Selected excerpt:
>>>>

Written in 1904, this is the story of Peter "Per" Sidenius, the rebellious son of a strict Danish clergyman, and his enthusiastic quest to find happiness. Filled with unforgettable characters, such as the entire Saloman family, and especially the heroic eldest daughter, Jacobe, this is a novel you won't want to end.
However, the ending is perfect!
Pontopiddan was awarded the Nobel Prize for Literature in 1917.
— JohnDescription
A true neglected classic, this sweeping 1904 novel is a Modernist masterpiece and arguably "the great Danish novel"-- but is only newly available in English.

<<<<

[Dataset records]
>>>>

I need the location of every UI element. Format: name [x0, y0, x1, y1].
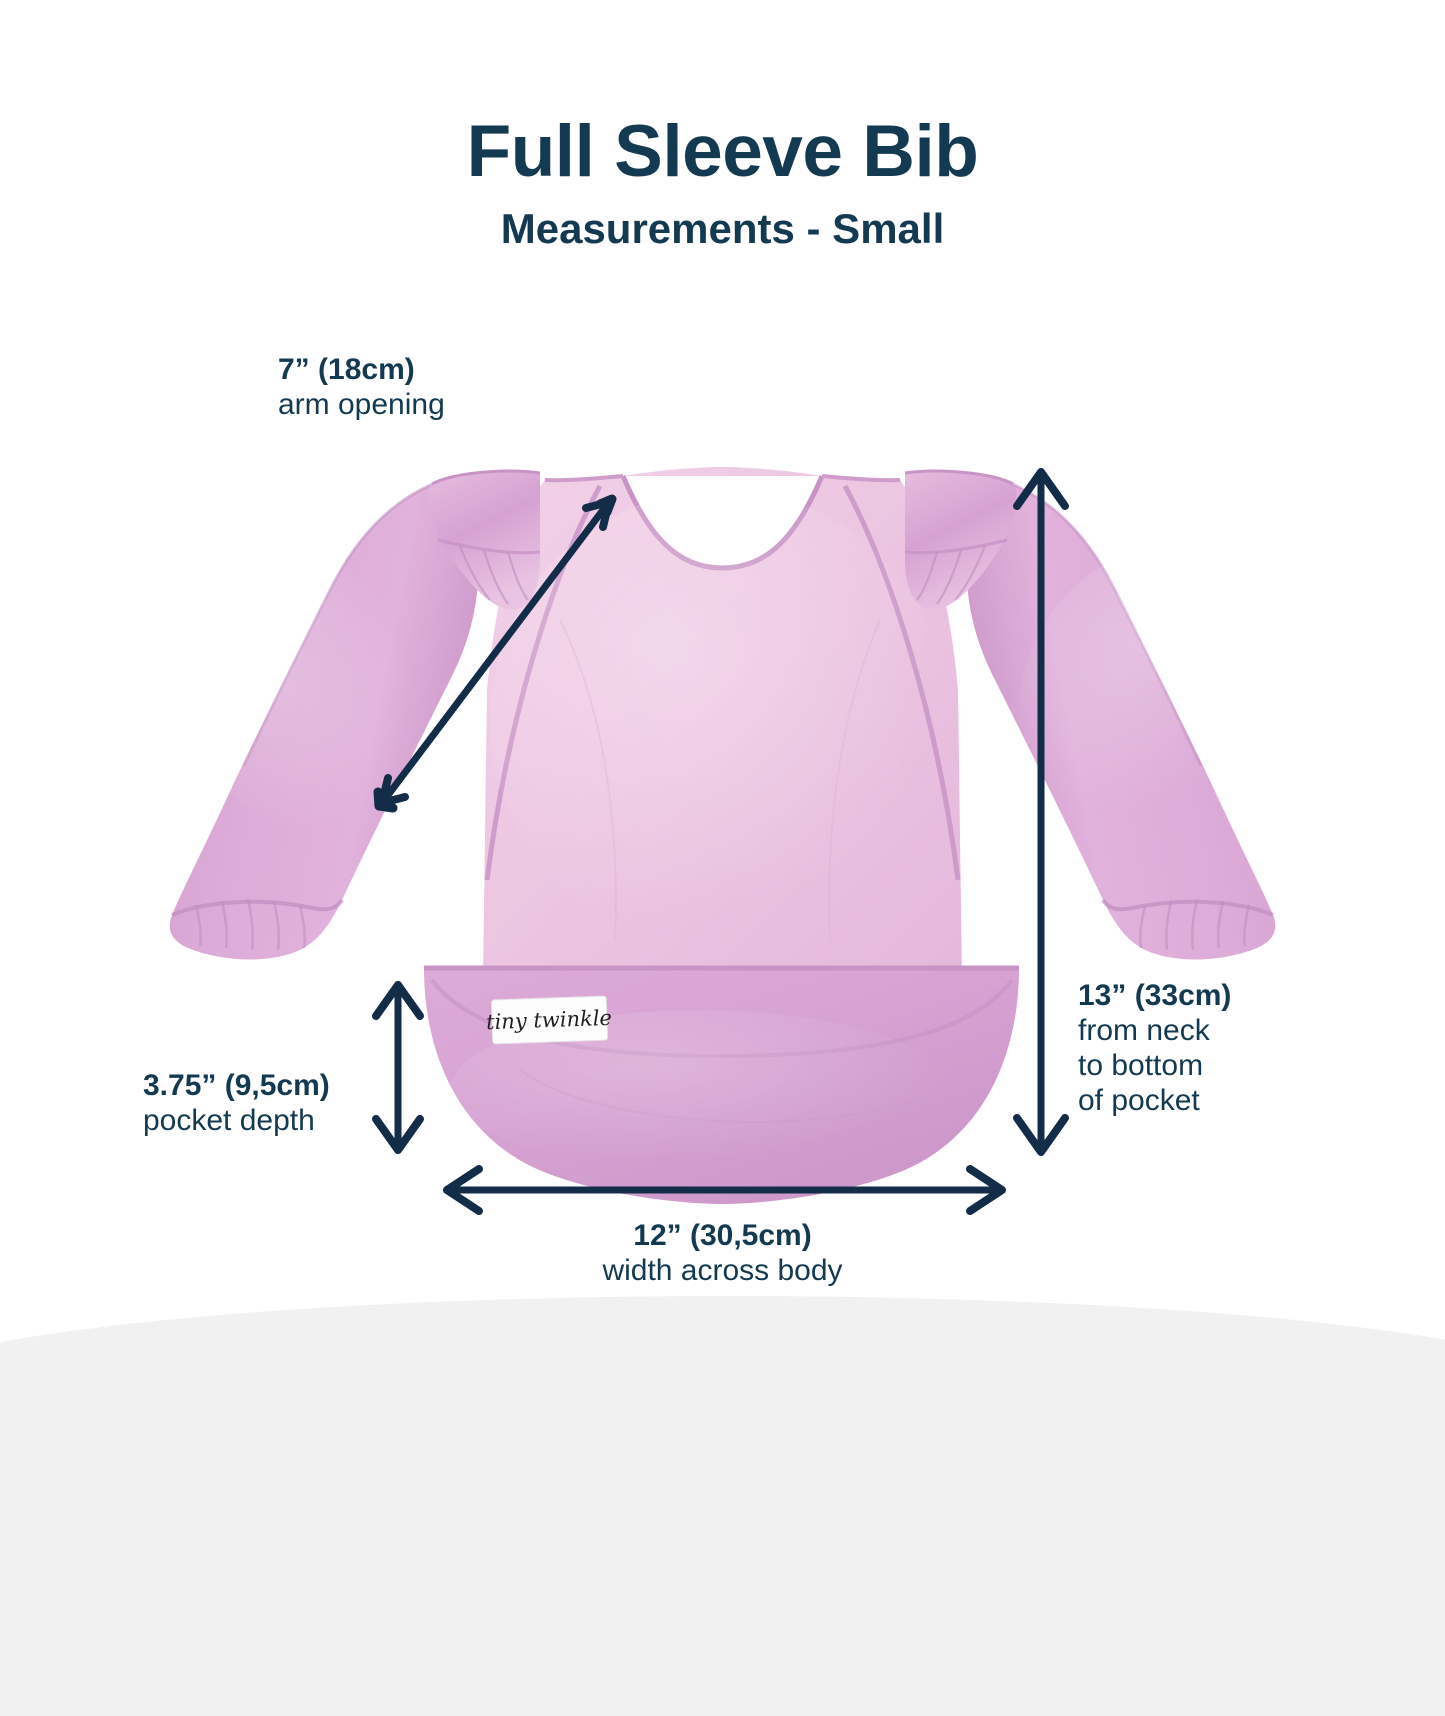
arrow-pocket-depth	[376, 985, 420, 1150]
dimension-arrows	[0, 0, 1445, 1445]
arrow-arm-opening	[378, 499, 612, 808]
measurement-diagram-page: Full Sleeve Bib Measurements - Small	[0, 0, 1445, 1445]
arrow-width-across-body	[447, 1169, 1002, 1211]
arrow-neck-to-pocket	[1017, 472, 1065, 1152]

<<<<
>>>>

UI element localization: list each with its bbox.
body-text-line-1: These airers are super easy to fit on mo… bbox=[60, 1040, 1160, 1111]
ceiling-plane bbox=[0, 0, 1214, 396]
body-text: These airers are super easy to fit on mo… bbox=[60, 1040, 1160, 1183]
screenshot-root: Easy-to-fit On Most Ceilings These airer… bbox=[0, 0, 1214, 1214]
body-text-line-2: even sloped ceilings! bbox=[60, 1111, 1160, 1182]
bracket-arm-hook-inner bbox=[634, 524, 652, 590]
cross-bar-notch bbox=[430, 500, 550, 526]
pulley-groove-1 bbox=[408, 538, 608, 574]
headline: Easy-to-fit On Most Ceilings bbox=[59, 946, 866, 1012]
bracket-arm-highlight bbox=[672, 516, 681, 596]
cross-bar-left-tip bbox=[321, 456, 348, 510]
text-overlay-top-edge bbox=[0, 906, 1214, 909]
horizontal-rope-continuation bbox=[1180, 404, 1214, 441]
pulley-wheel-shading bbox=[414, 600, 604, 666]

<<<<

Jobs:
A. From the book description, quote the passage from "Pontopiddan was awarded" up to and including "available in English.".
B. According to the book description, what is the name of the Saloman family's eldest daughter?

Per-task answers:
A.
Pontopiddan was awarded the Nobel Prize for Literature in 1917.
— JohnDescription
A true neglected classic, this sweeping 1904 novel is a Modernist masterpiece and arguably "the great Danish novel"-- but is only newly available in English.

B. Jacobe